Recorded data:
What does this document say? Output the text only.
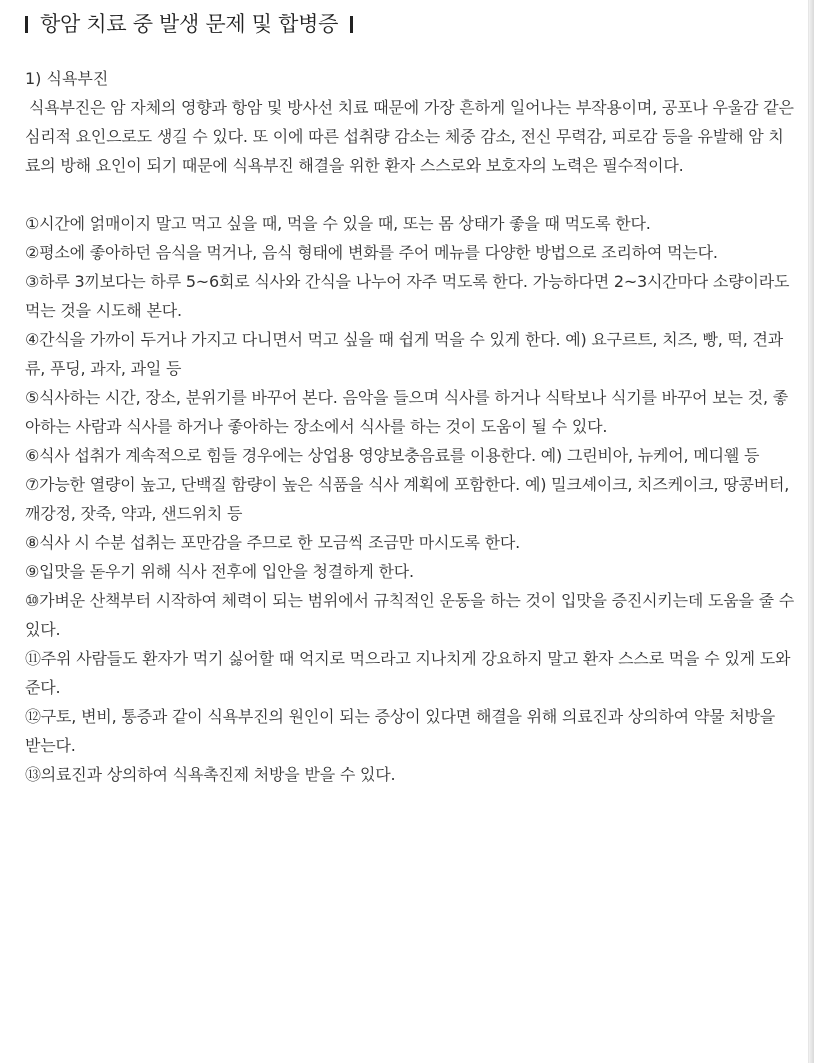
항암 치료 중 발생 문제 및 합병증
1) 식욕부진
식욕부진은 암 자체의 영향과 항암 및 방사선 치료 때문에 가장 흔하게 일어나는 부작용이며, 공포나 우울감 같은 심리적 요인으로도 생길 수 있다. 또 이에 따른 섭취량 감소는 체중 감소, 전신 무력감, 피로감 등을 유발해 암 치료의 방해 요인이 되기 때문에 식욕부진 해결을 위한 환자 스스로와 보호자의 노력은 필수적이다.
①시간에 얽매이지 말고 먹고 싶을 때, 먹을 수 있을 때, 또는 몸 상태가 좋을 때 먹도록 한다.
②평소에 좋아하던 음식을 먹거나, 음식 형태에 변화를 주어 메뉴를 다양한 방법으로 조리하여 먹는다.
③하루 3끼보다는 하루 5~6회로 식사와 간식을 나누어 자주 먹도록 한다. 가능하다면 2~3시간마다 소량이라도 먹는 것을 시도해 본다.
④간식을 가까이 두거나 가지고 다니면서 먹고 싶을 때 쉽게 먹을 수 있게 한다. 예) 요구르트, 치즈, 빵, 떡, 견과류, 푸딩, 과자, 과일 등
⑤식사하는 시간, 장소, 분위기를 바꾸어 본다. 음악을 들으며 식사를 하거나 식탁보나 식기를 바꾸어 보는 것, 좋아하는 사람과 식사를 하거나 좋아하는 장소에서 식사를 하는 것이 도움이 될 수 있다.
⑥식사 섭취가 계속적으로 힘들 경우에는 상업용 영양보충음료를 이용한다. 예) 그린비아, 뉴케어, 메디웰 등
⑦가능한 열량이 높고, 단백질 함량이 높은 식품을 식사 계획에 포함한다. 예) 밀크셰이크, 치즈케이크, 땅콩버터, 깨강정, 잣죽, 약과, 샌드위치 등
⑧식사 시 수분 섭취는 포만감을 주므로 한 모금씩 조금만 마시도록 한다.
⑨입맛을 돋우기 위해 식사 전후에 입안을 청결하게 한다.
⑩가벼운 산책부터 시작하여 체력이 되는 범위에서 규칙적인 운동을 하는 것이 입맛을 증진시키는데 도움을 줄 수 있다.
⑪주위 사람들도 환자가 먹기 싫어할 때 억지로 먹으라고 지나치게 강요하지 말고 환자 스스로 먹을 수 있게 도와준다.
⑫구토, 변비, 통증과 같이 식욕부진의 원인이 되는 증상이 있다면 해결을 위해 의료진과 상의하여 약물 처방을 받는다.
⑬의료진과 상의하여 식욕촉진제 처방을 받을 수 있다.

OBJECTIVE: Repeat the material above in full and unchanged, minus its images.

RESULT FOR THIS TASK:
What does this document say? Output the text only.
항암 치료 중 발생 문제 및 합병증
1) 식욕부진
식욕부진은 암 자체의 영향과 항암 및 방사선 치료 때문에 가장 흔하게 일어나는 부작용이며, 공포나 우울감 같은 심리적 요인으로도 생길 수 있다. 또 이에 따른 섭취량 감소는 체중 감소, 전신 무력감, 피로감 등을 유발해 암 치료의 방해 요인이 되기 때문에 식욕부진 해결을 위한 환자 스스로와 보호자의 노력은 필수적이다.
①시간에 얽매이지 말고 먹고 싶을 때, 먹을 수 있을 때, 또는 몸 상태가 좋을 때 먹도록 한다.
②평소에 좋아하던 음식을 먹거나, 음식 형태에 변화를 주어 메뉴를 다양한 방법으로 조리하여 먹는다.
③하루 3끼보다는 하루 5~6회로 식사와 간식을 나누어 자주 먹도록 한다. 가능하다면 2~3시간마다 소량이라도 먹는 것을 시도해 본다.
④간식을 가까이 두거나 가지고 다니면서 먹고 싶을 때 쉽게 먹을 수 있게 한다. 예) 요구르트, 치즈, 빵, 떡, 견과류, 푸딩, 과자, 과일 등
⑤식사하는 시간, 장소, 분위기를 바꾸어 본다. 음악을 들으며 식사를 하거나 식탁보나 식기를 바꾸어 보는 것, 좋아하는 사람과 식사를 하거나 좋아하는 장소에서 식사를 하는 것이 도움이 될 수 있다.
⑥식사 섭취가 계속적으로 힘들 경우에는 상업용 영양보충음료를 이용한다. 예) 그린비아, 뉴케어, 메디웰 등
⑦가능한 열량이 높고, 단백질 함량이 높은 식품을 식사 계획에 포함한다. 예) 밀크셰이크, 치즈케이크, 땅콩버터, 깨강정, 잣죽, 약과, 샌드위치 등
⑧식사 시 수분 섭취는 포만감을 주므로 한 모금씩 조금만 마시도록 한다.
⑨입맛을 돋우기 위해 식사 전후에 입안을 청결하게 한다.
⑩가벼운 산책부터 시작하여 체력이 되는 범위에서 규칙적인 운동을 하는 것이 입맛을 증진시키는데 도움을 줄 수 있다.
⑪주위 사람들도 환자가 먹기 싫어할 때 억지로 먹으라고 지나치게 강요하지 말고 환자 스스로 먹을 수 있게 도와준다.
⑫구토, 변비, 통증과 같이 식욕부진의 원인이 되는 증상이 있다면 해결을 위해 의료진과 상의하여 약물 처방을 받는다.
⑬의료진과 상의하여 식욕촉진제 처방을 받을 수 있다.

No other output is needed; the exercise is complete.